---------- Extracted information ----------

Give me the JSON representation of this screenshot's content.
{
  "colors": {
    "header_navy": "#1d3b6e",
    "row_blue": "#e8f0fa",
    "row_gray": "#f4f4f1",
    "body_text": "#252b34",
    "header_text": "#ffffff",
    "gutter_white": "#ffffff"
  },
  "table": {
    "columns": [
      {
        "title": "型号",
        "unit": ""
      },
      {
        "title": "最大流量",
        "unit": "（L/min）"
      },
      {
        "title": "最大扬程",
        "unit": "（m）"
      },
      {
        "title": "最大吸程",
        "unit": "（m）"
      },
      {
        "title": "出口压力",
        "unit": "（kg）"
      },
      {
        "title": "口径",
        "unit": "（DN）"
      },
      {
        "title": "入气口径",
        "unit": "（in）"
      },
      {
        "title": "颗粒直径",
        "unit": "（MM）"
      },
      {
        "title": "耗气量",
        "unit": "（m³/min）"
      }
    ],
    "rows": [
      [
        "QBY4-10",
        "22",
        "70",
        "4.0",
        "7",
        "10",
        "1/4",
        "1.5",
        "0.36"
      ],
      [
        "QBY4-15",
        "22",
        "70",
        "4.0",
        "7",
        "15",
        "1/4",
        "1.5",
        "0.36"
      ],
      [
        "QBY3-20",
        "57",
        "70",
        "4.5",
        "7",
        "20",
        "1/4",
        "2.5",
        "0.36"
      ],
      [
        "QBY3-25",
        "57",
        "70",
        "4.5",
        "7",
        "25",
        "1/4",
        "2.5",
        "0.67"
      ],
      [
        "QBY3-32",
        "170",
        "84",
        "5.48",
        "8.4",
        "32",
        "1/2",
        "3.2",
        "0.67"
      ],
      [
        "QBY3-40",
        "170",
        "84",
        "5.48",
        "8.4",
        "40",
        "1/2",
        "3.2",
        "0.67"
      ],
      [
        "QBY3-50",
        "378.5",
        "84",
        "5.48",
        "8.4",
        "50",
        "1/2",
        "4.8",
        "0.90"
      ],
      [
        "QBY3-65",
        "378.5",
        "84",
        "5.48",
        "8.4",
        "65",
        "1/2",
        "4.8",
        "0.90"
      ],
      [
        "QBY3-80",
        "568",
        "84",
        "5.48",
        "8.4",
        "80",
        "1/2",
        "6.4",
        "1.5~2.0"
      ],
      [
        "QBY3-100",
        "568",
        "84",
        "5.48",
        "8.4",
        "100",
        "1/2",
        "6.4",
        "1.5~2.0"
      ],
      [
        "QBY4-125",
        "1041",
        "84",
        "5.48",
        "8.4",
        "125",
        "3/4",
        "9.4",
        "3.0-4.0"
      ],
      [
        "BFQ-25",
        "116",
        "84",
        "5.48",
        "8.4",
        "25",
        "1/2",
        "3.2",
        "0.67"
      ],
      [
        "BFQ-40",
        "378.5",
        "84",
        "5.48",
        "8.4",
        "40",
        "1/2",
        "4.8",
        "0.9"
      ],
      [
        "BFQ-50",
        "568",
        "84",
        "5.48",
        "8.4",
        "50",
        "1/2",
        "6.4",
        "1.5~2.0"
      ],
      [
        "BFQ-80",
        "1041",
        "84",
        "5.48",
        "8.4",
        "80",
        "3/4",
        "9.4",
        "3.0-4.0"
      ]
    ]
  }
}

----------

» **What is needed**
Every entry must be output again, exactly as written above.

» **Exercise result**
Give me the JSON representation of this screenshot's content.
{
  "colors": {
    "header_navy": "#1d3b6e",
    "row_blue": "#e8f0fa",
    "row_gray": "#f4f4f1",
    "body_text": "#252b34",
    "header_text": "#ffffff",
    "gutter_white": "#ffffff"
  },
  "table": {
    "columns": [
      {
        "title": "型号",
        "unit": ""
      },
      {
        "title": "最大流量",
        "unit": "（L/min）"
      },
      {
        "title": "最大扬程",
        "unit": "（m）"
      },
      {
        "title": "最大吸程",
        "unit": "（m）"
      },
      {
        "title": "出口压力",
        "unit": "（kg）"
      },
      {
        "title": "口径",
        "unit": "（DN）"
      },
      {
        "title": "入气口径",
        "unit": "（in）"
      },
      {
        "title": "颗粒直径",
        "unit": "（MM）"
      },
      {
        "title": "耗气量",
        "unit": "（m³/min）"
      }
    ],
    "rows": [
      [
        "QBY4-10",
        "22",
        "70",
        "4.0",
        "7",
        "10",
        "1/4",
        "1.5",
        "0.36"
      ],
      [
        "QBY4-15",
        "22",
        "70",
        "4.0",
        "7",
        "15",
        "1/4",
        "1.5",
        "0.36"
      ],
      [
        "QBY3-20",
        "57",
        "70",
        "4.5",
        "7",
        "20",
        "1/4",
        "2.5",
        "0.36"
      ],
      [
        "QBY3-25",
        "57",
        "70",
        "4.5",
        "7",
        "25",
        "1/4",
        "2.5",
        "0.67"
      ],
      [
        "QBY3-32",
        "170",
        "84",
        "5.48",
        "8.4",
        "32",
        "1/2",
        "3.2",
        "0.67"
      ],
      [
        "QBY3-40",
        "170",
        "84",
        "5.48",
        "8.4",
        "40",
        "1/2",
        "3.2",
        "0.67"
      ],
      [
        "QBY3-50",
        "378.5",
        "84",
        "5.48",
        "8.4",
        "50",
        "1/2",
        "4.8",
        "0.90"
      ],
      [
        "QBY3-65",
        "378.5",
        "84",
        "5.48",
        "8.4",
        "65",
        "1/2",
        "4.8",
        "0.90"
      ],
      [
        "QBY3-80",
        "568",
        "84",
        "5.48",
        "8.4",
        "80",
        "1/2",
        "6.4",
        "1.5~2.0"
      ],
      [
        "QBY3-100",
        "568",
        "84",
        "5.48",
        "8.4",
        "100",
        "1/2",
        "6.4",
        "1.5~2.0"
      ],
      [
        "QBY4-125",
        "1041",
        "84",
        "5.48",
        "8.4",
        "125",
        "3/4",
        "9.4",
        "3.0-4.0"
      ],
      [
        "BFQ-25",
        "116",
        "84",
        "5.48",
        "8.4",
        "25",
        "1/2",
        "3.2",
        "0.67"
      ],
      [
        "BFQ-40",
        "378.5",
        "84",
        "5.48",
        "8.4",
        "40",
        "1/2",
        "4.8",
        "0.9"
      ],
      [
        "BFQ-50",
        "568",
        "84",
        "5.48",
        "8.4",
        "50",
        "1/2",
        "6.4",
        "1.5~2.0"
      ],
      [
        "BFQ-80",
        "1041",
        "84",
        "5.48",
        "8.4",
        "80",
        "3/4",
        "9.4",
        "3.0-4.0"
      ]
    ]
  }
}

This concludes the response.